* **SUPPLIED DATA**
--------------------
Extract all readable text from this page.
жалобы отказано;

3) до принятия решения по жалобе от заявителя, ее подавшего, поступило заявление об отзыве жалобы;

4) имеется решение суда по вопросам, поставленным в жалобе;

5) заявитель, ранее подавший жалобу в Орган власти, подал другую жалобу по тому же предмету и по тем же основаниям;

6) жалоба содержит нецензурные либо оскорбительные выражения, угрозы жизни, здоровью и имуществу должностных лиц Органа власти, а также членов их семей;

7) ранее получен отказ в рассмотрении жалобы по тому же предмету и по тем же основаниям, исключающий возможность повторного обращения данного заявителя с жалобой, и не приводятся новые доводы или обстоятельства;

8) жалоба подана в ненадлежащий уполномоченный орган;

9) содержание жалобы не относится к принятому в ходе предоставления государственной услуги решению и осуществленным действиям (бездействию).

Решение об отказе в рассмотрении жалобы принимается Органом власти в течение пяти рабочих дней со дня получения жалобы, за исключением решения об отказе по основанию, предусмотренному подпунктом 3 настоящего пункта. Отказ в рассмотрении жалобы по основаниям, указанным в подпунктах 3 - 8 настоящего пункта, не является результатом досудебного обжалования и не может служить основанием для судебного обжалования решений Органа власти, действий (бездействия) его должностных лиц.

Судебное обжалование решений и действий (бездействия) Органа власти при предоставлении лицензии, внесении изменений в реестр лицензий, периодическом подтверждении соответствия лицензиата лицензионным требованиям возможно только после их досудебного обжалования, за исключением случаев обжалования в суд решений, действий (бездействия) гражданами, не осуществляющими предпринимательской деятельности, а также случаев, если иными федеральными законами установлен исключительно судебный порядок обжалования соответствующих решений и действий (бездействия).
--------------------
* **AIM**
Copy the data above exactly. Every line must be included.

* **FINISHED ANSWER**
Extract all readable text from this page.
жалобы отказано;

3) до принятия решения по жалобе от заявителя, ее подавшего, поступило заявление об отзыве жалобы;

4) имеется решение суда по вопросам, поставленным в жалобе;

5) заявитель, ранее подавший жалобу в Орган власти, подал другую жалобу по тому же предмету и по тем же основаниям;

6) жалоба содержит нецензурные либо оскорбительные выражения, угрозы жизни, здоровью и имуществу должностных лиц Органа власти, а также членов их семей;

7) ранее получен отказ в рассмотрении жалобы по тому же предмету и по тем же основаниям, исключающий возможность повторного обращения данного заявителя с жалобой, и не приводятся новые доводы или обстоятельства;

8) жалоба подана в ненадлежащий уполномоченный орган;

9) содержание жалобы не относится к принятому в ходе предоставления государственной услуги решению и осуществленным действиям (бездействию).

Решение об отказе в рассмотрении жалобы принимается Органом власти в течение пяти рабочих дней со дня получения жалобы, за исключением решения об отказе по основанию, предусмотренному подпунктом 3 настоящего пункта. Отказ в рассмотрении жалобы по основаниям, указанным в подпунктах 3 - 8 настоящего пункта, не является результатом досудебного обжалования и не может служить основанием для судебного обжалования решений Органа власти, действий (бездействия) его должностных лиц.

Судебное обжалование решений и действий (бездействия) Органа власти при предоставлении лицензии, внесении изменений в реестр лицензий, периодическом подтверждении соответствия лицензиата лицензионным требованиям возможно только после их досудебного обжалования, за исключением случаев обжалования в суд решений, действий (бездействия) гражданами, не осуществляющими предпринимательской деятельности, а также случаев, если иными федеральными законами установлен исключительно судебный порядок обжалования соответствующих решений и действий (бездействия).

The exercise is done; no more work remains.